Given entries:

— Start —

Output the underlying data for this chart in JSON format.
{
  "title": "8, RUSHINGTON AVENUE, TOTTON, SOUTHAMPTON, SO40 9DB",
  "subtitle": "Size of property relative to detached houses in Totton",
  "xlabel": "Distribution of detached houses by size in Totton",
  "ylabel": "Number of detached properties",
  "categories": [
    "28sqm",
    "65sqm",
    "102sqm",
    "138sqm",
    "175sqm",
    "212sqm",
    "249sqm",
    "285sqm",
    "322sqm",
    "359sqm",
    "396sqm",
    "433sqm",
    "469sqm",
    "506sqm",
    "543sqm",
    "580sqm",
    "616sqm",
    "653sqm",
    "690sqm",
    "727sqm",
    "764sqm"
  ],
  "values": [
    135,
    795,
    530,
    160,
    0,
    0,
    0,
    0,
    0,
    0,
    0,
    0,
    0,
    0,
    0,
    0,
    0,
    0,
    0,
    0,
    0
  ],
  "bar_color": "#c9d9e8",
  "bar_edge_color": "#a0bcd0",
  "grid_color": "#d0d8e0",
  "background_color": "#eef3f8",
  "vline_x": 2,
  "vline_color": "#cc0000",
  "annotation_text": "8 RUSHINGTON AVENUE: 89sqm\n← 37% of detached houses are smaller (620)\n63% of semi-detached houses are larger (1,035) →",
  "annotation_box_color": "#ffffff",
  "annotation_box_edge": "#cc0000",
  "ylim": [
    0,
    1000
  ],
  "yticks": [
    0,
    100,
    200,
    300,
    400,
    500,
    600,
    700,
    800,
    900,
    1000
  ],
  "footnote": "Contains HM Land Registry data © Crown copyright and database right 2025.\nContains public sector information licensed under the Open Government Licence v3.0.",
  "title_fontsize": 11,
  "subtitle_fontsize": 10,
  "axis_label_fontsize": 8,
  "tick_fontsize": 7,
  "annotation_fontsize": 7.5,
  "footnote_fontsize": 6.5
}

— End —

The problem: Search the lines for the string "RUSHINGTON" and copy every line that has it.

Solution:
  "title": "8, RUSHINGTON AVENUE, TOTTON, SOUTHAMPTON, SO40 9DB",
  "annotation_text": "8 RUSHINGTON AVENUE: 89sqm\n← 37% of detached houses are smaller (620)\n63% of semi-detached houses are larger (1,035) →",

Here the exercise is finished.